-- start of DATA TO USE --

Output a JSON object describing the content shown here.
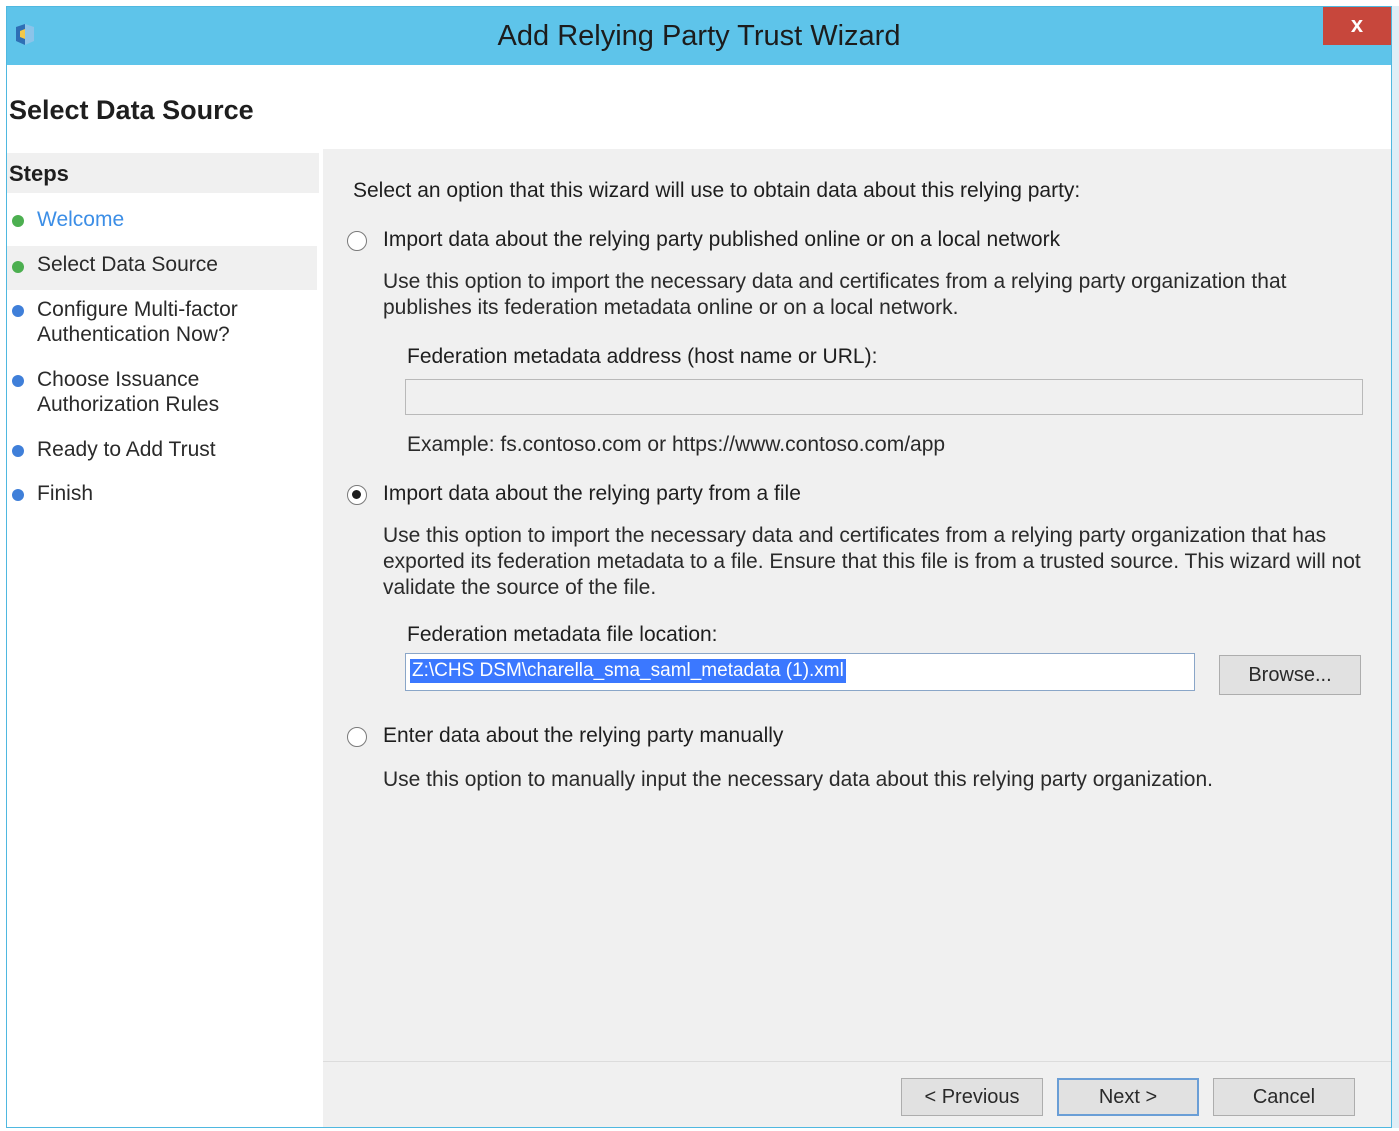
{
  "window": {
    "title": "Add Relying Party Trust Wizard",
    "close_label": "x"
  },
  "page_title": "Select Data Source",
  "sidebar": {
    "header": "Steps",
    "items": [
      {
        "label": "Welcome",
        "status": "completed",
        "color": "#4caf50"
      },
      {
        "label": "Select Data Source",
        "status": "current",
        "color": "#4caf50"
      },
      {
        "label": "Configure Multi-factor Authentication Now?",
        "status": "pending",
        "color": "#3f7fd9"
      },
      {
        "label": "Choose Issuance Authorization Rules",
        "status": "pending",
        "color": "#3f7fd9"
      },
      {
        "label": "Ready to Add Trust",
        "status": "pending",
        "color": "#3f7fd9"
      },
      {
        "label": "Finish",
        "status": "pending",
        "color": "#3f7fd9"
      }
    ]
  },
  "main": {
    "intro": "Select an option that this wizard will use to obtain data about this relying party:",
    "option_online": {
      "label": "Import data about the relying party published online or on a local network",
      "selected": false,
      "description": "Use this option to import the necessary data and certificates from a relying party organization that publishes its federation metadata online or on a local network.",
      "field_label": "Federation metadata address (host name or URL):",
      "field_value": "",
      "example": "Example: fs.contoso.com or https://www.contoso.com/app"
    },
    "option_file": {
      "label": "Import data about the relying party from a file",
      "selected": true,
      "description": "Use this option to import the necessary data and certificates from a relying party organization that has exported its federation metadata to a file. Ensure that this file is from a trusted source.  This wizard will not validate the source of the file.",
      "field_label": "Federation metadata file location:",
      "field_value": "Z:\\CHS DSM\\charella_sma_saml_metadata (1).xml",
      "browse_label": "Browse..."
    },
    "option_manual": {
      "label": "Enter data about the relying party manually",
      "selected": false,
      "description": "Use this option to manually input the necessary data about this relying party organization."
    }
  },
  "footer": {
    "previous_label": "< Previous",
    "next_label": "Next >",
    "cancel_label": "Cancel"
  }
}
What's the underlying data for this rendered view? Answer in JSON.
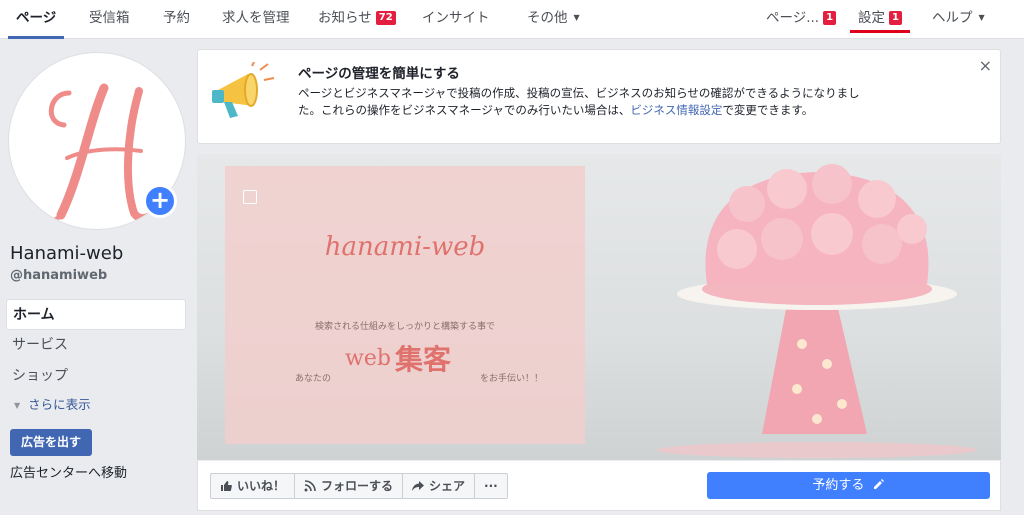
{
  "nav": {
    "tabs": [
      {
        "label": "ページ"
      },
      {
        "label": "受信箱"
      },
      {
        "label": "予約"
      },
      {
        "label": "求人を管理"
      },
      {
        "label": "お知らせ",
        "badge": "72"
      },
      {
        "label": "インサイト"
      },
      {
        "label": "その他"
      }
    ],
    "right": [
      {
        "label": "ページ...",
        "badge": "1"
      },
      {
        "label": "設定",
        "badge": "1"
      },
      {
        "label": "ヘルプ"
      }
    ]
  },
  "profile": {
    "monogram": "H",
    "name": "Hanami-web",
    "handle": "@hanamiweb",
    "plus": "+"
  },
  "sidebar": {
    "items": [
      {
        "label": "ホーム"
      },
      {
        "label": "サービス"
      },
      {
        "label": "ショップ"
      }
    ],
    "more": "さらに表示",
    "ads_button": "広告を出す",
    "ads_center": "広告センターへ移動"
  },
  "notice": {
    "title": "ページの管理を簡単にする",
    "body_pre": "ページとビジネスマネージャで投稿の作成、投稿の宣伝、ビジネスのお知らせの確認ができるようになりました。これらの操作をビジネスマネージャでのみ行いたい場合は、",
    "link": "ビジネス情報設定",
    "body_post": "で変更できます。",
    "close": "×"
  },
  "cover": {
    "brand": "hanami-web",
    "line1": "検索される仕組みをしっかりと構築する事で",
    "line2": "あなたの",
    "big1": "web",
    "big2": "集客",
    "line3": "をお手伝い！！"
  },
  "actions": {
    "like": "いいね！",
    "follow": "フォローする",
    "share": "シェア",
    "more": "···",
    "book": "予約する"
  },
  "colors": {
    "accent": "#4267b2",
    "primary_button": "#4080ff",
    "badge": "#e41e3f",
    "brand_pink": "#e0726e"
  }
}
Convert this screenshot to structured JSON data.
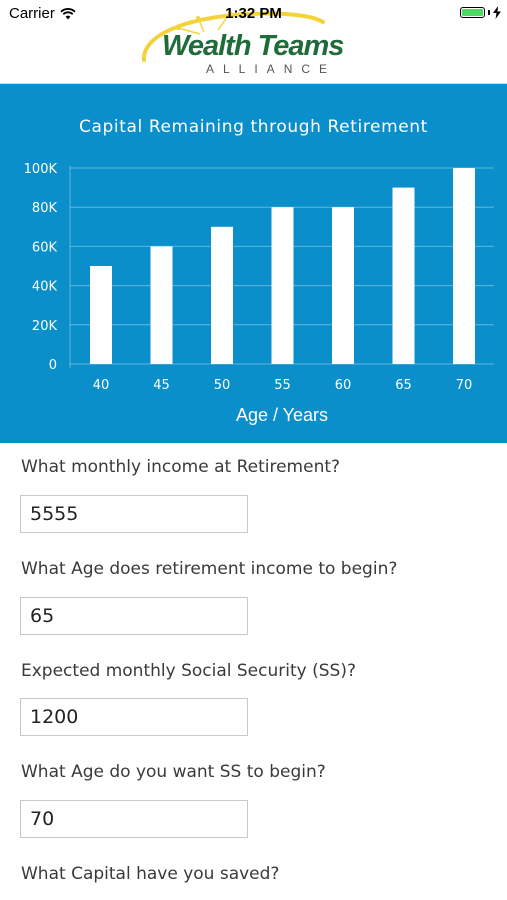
{
  "status_bar": {
    "carrier": "Carrier",
    "time": "1:32 PM"
  },
  "header": {
    "logo_main": "Wealth Teams",
    "logo_sub": "ALLIANCE",
    "colors": {
      "logo_green": "#1f6b3a",
      "swoosh_yellow": "#f2d43a"
    }
  },
  "chart_panel": {
    "background": "#0b8fcb"
  },
  "chart_data": {
    "type": "bar",
    "title": "Capital Remaining through Retirement",
    "xlabel": "Age / Years",
    "ylabel": "",
    "categories": [
      "40",
      "45",
      "50",
      "55",
      "60",
      "65",
      "70"
    ],
    "values": [
      50000,
      60000,
      70000,
      80000,
      80000,
      90000,
      100000
    ],
    "yticks": [
      "0",
      "20K",
      "40K",
      "60K",
      "80K",
      "100K"
    ],
    "ylim": [
      0,
      100000
    ],
    "grid": true,
    "bar_color": "#ffffff"
  },
  "form": {
    "questions": [
      {
        "label": "What monthly income at Retirement?",
        "value": "5555"
      },
      {
        "label": "What Age does retirement income to begin?",
        "value": "65"
      },
      {
        "label": "Expected monthly Social Security (SS)?",
        "value": "1200"
      },
      {
        "label": "What Age do you want SS to begin?",
        "value": "70"
      },
      {
        "label": "What Capital have you saved?"
      }
    ]
  }
}
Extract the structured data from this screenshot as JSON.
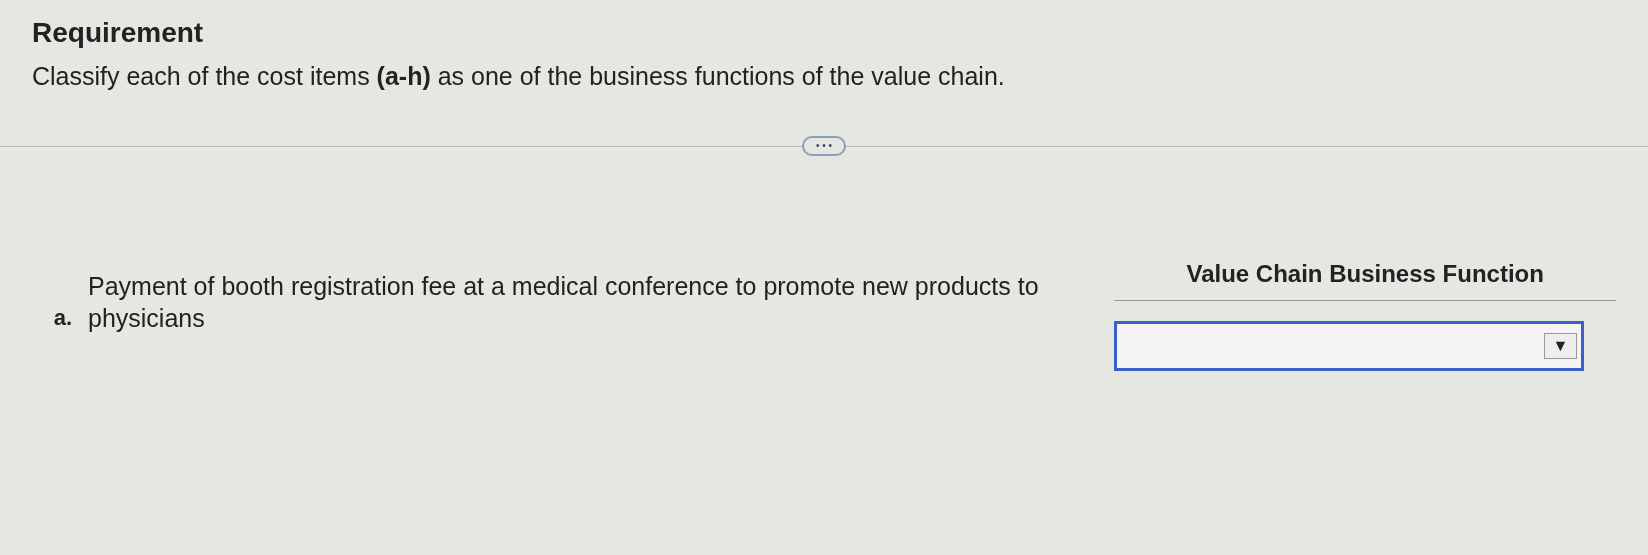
{
  "heading": "Requirement",
  "instruction": "Classify each of the cost items **(a-h)** as one of the business functions of the value chain.",
  "expand_button": "• • •",
  "column_header": "Value Chain Business Function",
  "items": [
    {
      "letter": "a.",
      "text": "Payment of booth registration fee at a medical conference to promote new products to physicians",
      "dropdown": {
        "arrow": "▼"
      }
    }
  ]
}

-- end of DATA TO USE --

* WORK TO DO:
Copy out every line of the material above exactly, skipping the pictures.

* REPLY:
Output a JSON object describing the content shown here.
{
  "window": {
    "title": "Add Relying Party Trust Wizard",
    "close_label": "x"
  },
  "page_title": "Select Data Source",
  "sidebar": {
    "header": "Steps",
    "items": [
      {
        "label": "Welcome",
        "status": "completed",
        "color": "#4caf50"
      },
      {
        "label": "Select Data Source",
        "status": "current",
        "color": "#4caf50"
      },
      {
        "label": "Configure Multi-factor Authentication Now?",
        "status": "pending",
        "color": "#3f7fd9"
      },
      {
        "label": "Choose Issuance Authorization Rules",
        "status": "pending",
        "color": "#3f7fd9"
      },
      {
        "label": "Ready to Add Trust",
        "status": "pending",
        "color": "#3f7fd9"
      },
      {
        "label": "Finish",
        "status": "pending",
        "color": "#3f7fd9"
      }
    ]
  },
  "main": {
    "intro": "Select an option that this wizard will use to obtain data about this relying party:",
    "option_online": {
      "label": "Import data about the relying party published online or on a local network",
      "selected": false,
      "description": "Use this option to import the necessary data and certificates from a relying party organization that publishes its federation metadata online or on a local network.",
      "field_label": "Federation metadata address (host name or URL):",
      "field_value": "",
      "example": "Example: fs.contoso.com or https://www.contoso.com/app"
    },
    "option_file": {
      "label": "Import data about the relying party from a file",
      "selected": true,
      "description": "Use this option to import the necessary data and certificates from a relying party organization that has exported its federation metadata to a file. Ensure that this file is from a trusted source.  This wizard will not validate the source of the file.",
      "field_label": "Federation metadata file location:",
      "field_value": "Z:\\CHS DSM\\charella_sma_saml_metadata (1).xml",
      "browse_label": "Browse..."
    },
    "option_manual": {
      "label": "Enter data about the relying party manually",
      "selected": false,
      "description": "Use this option to manually input the necessary data about this relying party organization."
    }
  },
  "footer": {
    "previous_label": "< Previous",
    "next_label": "Next >",
    "cancel_label": "Cancel"
  }
}
What's the underlying data for this rendered view? Answer in JSON.
{
  "nav": {
    "tabs": [
      {
        "label": "ページ"
      },
      {
        "label": "受信箱"
      },
      {
        "label": "予約"
      },
      {
        "label": "求人を管理"
      },
      {
        "label": "お知らせ",
        "badge": "72"
      },
      {
        "label": "インサイト"
      },
      {
        "label": "その他"
      }
    ],
    "right": [
      {
        "label": "ページ...",
        "badge": "1"
      },
      {
        "label": "設定",
        "badge": "1"
      },
      {
        "label": "ヘルプ"
      }
    ]
  },
  "profile": {
    "monogram": "H",
    "name": "Hanami-web",
    "handle": "@hanamiweb",
    "plus": "+"
  },
  "sidebar": {
    "items": [
      {
        "label": "ホーム"
      },
      {
        "label": "サービス"
      },
      {
        "label": "ショップ"
      }
    ],
    "more": "さらに表示",
    "ads_button": "広告を出す",
    "ads_center": "広告センターへ移動"
  },
  "notice": {
    "title": "ページの管理を簡単にする",
    "body_pre": "ページとビジネスマネージャで投稿の作成、投稿の宣伝、ビジネスのお知らせの確認ができるようになりました。これらの操作をビジネスマネージャでのみ行いたい場合は、",
    "link": "ビジネス情報設定",
    "body_post": "で変更できます。",
    "close": "×"
  },
  "cover": {
    "brand": "hanami-web",
    "line1": "検索される仕組みをしっかりと構築する事で",
    "line2": "あなたの",
    "big1": "web",
    "big2": "集客",
    "line3": "をお手伝い！！"
  },
  "actions": {
    "like": "いいね！",
    "follow": "フォローする",
    "share": "シェア",
    "more": "···",
    "book": "予約する"
  },
  "colors": {
    "accent": "#4267b2",
    "primary_button": "#4080ff",
    "badge": "#e41e3f",
    "brand_pink": "#e0726e"
  }
}
Convert this screenshot to structured JSON data.
{
  "status_bar": {
    "carrier": "Carrier",
    "time": "1:32 PM"
  },
  "header": {
    "logo_main": "Wealth Teams",
    "logo_sub": "ALLIANCE",
    "colors": {
      "logo_green": "#1f6b3a",
      "swoosh_yellow": "#f2d43a"
    }
  },
  "chart_panel": {
    "background": "#0b8fcb"
  },
  "chart_data": {
    "type": "bar",
    "title": "Capital Remaining through Retirement",
    "xlabel": "Age / Years",
    "ylabel": "",
    "categories": [
      "40",
      "45",
      "50",
      "55",
      "60",
      "65",
      "70"
    ],
    "values": [
      50000,
      60000,
      70000,
      80000,
      80000,
      90000,
      100000
    ],
    "yticks": [
      "0",
      "20K",
      "40K",
      "60K",
      "80K",
      "100K"
    ],
    "ylim": [
      0,
      100000
    ],
    "grid": true,
    "bar_color": "#ffffff"
  },
  "form": {
    "questions": [
      {
        "label": "What monthly income at Retirement?",
        "value": "5555"
      },
      {
        "label": "What Age does retirement income to begin?",
        "value": "65"
      },
      {
        "label": "Expected monthly Social Security (SS)?",
        "value": "1200"
      },
      {
        "label": "What Age do you want SS to begin?",
        "value": "70"
      },
      {
        "label": "What Capital have you saved?"
      }
    ]
  }
}
Extract the structured data from this screenshot as JSON.
{
  "heading": "Requirement",
  "instruction": "Classify each of the cost items **(a-h)** as one of the business functions of the value chain.",
  "expand_button": "• • •",
  "column_header": "Value Chain Business Function",
  "items": [
    {
      "letter": "a.",
      "text": "Payment of booth registration fee at a medical conference to promote new products to physicians",
      "dropdown": {
        "arrow": "▼"
      }
    }
  ]
}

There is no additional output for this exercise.